[Begin]
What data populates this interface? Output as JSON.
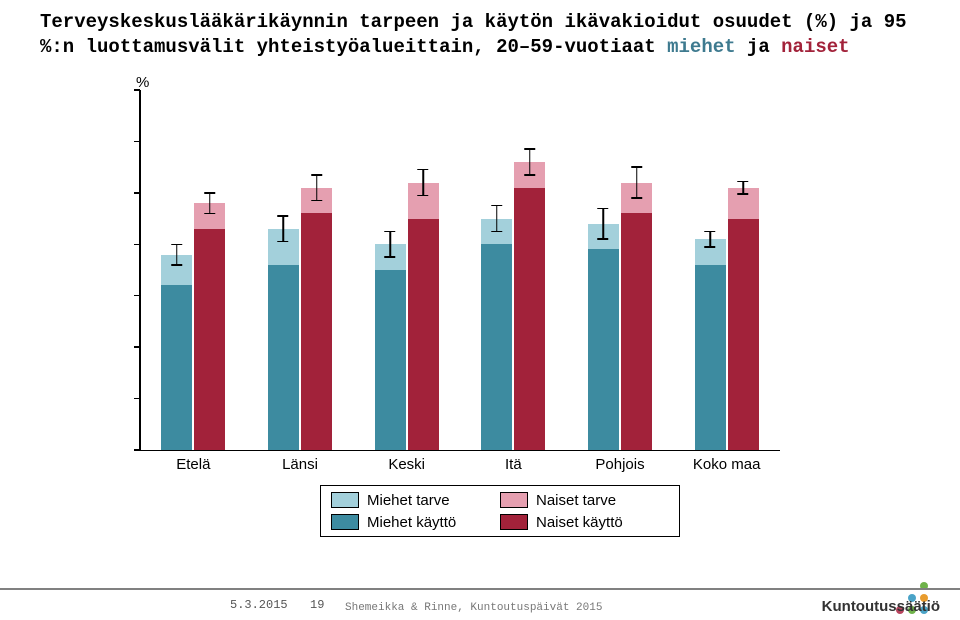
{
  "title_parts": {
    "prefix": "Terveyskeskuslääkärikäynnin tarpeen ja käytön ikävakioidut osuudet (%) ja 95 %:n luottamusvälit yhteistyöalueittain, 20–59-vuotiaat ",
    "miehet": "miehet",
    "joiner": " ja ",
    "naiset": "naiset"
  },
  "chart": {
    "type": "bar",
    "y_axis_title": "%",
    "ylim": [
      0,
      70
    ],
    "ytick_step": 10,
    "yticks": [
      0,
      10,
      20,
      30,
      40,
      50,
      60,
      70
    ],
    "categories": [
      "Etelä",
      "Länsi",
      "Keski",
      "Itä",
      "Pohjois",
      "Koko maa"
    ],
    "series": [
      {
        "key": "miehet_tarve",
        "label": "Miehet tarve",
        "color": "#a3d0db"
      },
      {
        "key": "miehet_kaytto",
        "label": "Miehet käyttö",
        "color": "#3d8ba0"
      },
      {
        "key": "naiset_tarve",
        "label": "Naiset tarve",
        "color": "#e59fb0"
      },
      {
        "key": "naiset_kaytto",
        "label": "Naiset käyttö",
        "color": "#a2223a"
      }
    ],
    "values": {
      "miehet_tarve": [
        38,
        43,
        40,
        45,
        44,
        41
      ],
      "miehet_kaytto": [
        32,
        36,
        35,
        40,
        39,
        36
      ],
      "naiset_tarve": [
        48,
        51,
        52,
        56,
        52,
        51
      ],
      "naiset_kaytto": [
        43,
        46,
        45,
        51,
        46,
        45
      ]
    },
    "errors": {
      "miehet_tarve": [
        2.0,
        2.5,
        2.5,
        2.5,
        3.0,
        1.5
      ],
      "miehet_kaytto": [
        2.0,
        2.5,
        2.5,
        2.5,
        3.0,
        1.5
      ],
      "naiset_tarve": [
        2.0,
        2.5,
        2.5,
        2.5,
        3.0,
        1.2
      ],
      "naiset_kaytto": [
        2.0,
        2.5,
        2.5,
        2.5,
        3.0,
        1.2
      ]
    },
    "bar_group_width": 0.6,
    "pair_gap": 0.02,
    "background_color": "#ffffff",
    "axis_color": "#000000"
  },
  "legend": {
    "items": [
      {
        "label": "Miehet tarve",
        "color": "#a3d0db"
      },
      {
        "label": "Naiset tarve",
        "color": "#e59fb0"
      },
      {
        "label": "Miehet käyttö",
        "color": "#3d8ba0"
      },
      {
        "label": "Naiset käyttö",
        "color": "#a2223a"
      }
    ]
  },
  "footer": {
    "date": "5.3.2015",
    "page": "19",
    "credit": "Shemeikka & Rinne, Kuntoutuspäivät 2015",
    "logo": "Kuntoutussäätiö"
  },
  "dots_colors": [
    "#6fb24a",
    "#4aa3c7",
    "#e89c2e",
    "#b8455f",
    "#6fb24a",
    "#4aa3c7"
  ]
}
[End]
[Begin]
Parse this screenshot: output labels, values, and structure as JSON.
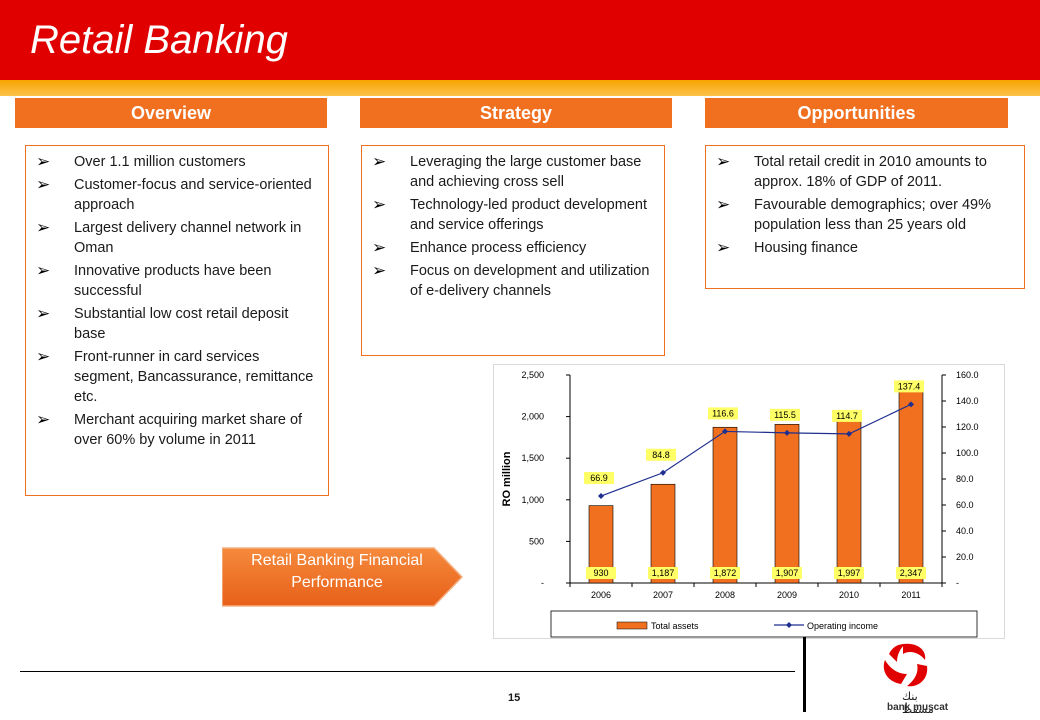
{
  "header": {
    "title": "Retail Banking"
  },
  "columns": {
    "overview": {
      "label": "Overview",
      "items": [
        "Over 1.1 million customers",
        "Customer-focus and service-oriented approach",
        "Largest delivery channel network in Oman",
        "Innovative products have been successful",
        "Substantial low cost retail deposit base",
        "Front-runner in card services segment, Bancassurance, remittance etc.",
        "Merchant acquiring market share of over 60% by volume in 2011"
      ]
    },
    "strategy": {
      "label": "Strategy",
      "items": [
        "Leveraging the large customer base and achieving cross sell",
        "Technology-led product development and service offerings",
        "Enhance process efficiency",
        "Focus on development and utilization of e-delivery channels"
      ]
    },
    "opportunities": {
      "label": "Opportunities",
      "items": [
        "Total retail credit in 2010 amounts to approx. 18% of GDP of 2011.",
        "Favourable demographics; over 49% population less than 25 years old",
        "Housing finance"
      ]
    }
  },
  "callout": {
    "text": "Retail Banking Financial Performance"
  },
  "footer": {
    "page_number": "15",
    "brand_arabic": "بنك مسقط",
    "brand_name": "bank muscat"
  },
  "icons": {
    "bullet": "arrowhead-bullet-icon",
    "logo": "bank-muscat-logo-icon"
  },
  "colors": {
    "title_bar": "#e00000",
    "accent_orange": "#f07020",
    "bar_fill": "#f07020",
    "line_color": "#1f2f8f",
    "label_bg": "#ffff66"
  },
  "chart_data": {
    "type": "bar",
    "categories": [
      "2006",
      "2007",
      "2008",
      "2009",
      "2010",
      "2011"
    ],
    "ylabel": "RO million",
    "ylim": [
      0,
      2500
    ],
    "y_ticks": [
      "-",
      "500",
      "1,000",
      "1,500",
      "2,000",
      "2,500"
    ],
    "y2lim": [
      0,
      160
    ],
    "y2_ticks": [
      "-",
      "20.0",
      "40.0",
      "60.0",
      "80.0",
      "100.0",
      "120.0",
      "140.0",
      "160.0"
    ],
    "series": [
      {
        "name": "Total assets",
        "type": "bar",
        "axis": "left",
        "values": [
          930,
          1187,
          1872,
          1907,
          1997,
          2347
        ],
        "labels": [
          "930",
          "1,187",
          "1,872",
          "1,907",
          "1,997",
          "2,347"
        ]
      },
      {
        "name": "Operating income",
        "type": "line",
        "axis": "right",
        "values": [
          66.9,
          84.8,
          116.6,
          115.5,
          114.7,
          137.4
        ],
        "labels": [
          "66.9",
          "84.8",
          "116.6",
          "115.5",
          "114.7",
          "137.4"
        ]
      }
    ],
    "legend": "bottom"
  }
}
[End]
**What you need to do**
Where a line above contains the word "development", copy that line.

**Task response**
        "Technology-led product development and service offerings",
        "Focus on development and utilization of e-delivery channels"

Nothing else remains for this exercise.